▸ **SET EXERCISE**
Repeat the lines below word for word, everything from the first one down to the line containing "tab-variable-text[interactable]: Variable Text", with both ends included.
++++ RECORDED INFORMATION ++++
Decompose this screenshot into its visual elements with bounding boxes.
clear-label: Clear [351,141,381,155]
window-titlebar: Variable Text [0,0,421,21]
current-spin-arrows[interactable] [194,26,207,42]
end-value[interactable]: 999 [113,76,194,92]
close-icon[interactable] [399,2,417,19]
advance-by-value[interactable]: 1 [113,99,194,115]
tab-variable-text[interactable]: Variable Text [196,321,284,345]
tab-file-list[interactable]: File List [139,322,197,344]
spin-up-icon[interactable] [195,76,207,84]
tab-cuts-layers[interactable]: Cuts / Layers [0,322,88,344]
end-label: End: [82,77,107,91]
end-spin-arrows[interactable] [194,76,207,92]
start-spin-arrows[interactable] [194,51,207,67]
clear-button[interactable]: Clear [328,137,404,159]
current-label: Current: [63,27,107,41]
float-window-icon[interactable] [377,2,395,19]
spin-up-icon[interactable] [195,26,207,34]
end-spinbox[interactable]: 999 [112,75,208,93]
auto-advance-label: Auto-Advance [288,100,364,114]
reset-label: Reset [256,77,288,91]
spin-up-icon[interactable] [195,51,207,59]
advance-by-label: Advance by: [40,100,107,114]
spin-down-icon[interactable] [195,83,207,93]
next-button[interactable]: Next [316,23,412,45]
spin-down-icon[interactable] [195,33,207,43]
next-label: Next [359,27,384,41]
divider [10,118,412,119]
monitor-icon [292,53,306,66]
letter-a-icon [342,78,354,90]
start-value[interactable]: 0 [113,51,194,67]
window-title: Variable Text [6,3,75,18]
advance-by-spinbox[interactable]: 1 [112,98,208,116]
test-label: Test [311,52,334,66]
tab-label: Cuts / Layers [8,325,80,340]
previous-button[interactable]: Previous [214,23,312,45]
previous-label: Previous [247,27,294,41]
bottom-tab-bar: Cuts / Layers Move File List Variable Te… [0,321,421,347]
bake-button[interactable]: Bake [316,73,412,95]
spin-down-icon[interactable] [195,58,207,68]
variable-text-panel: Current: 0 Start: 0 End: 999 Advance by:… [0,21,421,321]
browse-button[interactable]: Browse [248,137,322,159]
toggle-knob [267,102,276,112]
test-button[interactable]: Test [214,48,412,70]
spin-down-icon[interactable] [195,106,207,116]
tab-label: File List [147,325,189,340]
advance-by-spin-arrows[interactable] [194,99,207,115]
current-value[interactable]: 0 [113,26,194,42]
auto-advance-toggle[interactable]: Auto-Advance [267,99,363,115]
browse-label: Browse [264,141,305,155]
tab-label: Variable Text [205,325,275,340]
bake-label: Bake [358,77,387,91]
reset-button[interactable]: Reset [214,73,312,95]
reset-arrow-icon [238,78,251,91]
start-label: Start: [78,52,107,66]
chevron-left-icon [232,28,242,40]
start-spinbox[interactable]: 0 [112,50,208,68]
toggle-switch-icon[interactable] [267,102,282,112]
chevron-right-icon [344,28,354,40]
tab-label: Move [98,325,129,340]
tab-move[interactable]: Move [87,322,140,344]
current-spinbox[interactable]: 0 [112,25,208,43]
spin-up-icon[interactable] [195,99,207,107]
++++
▸ **WRITTEN ANSWER**
Decompose this screenshot into its visual elements with bounding boxes.
clear-label: Clear [351,141,381,155]
window-titlebar: Variable Text [0,0,421,21]
current-spin-arrows[interactable] [194,26,207,42]
end-value[interactable]: 999 [113,76,194,92]
close-icon[interactable] [399,2,417,19]
advance-by-value[interactable]: 1 [113,99,194,115]
tab-variable-text[interactable]: Variable Text [196,321,284,345]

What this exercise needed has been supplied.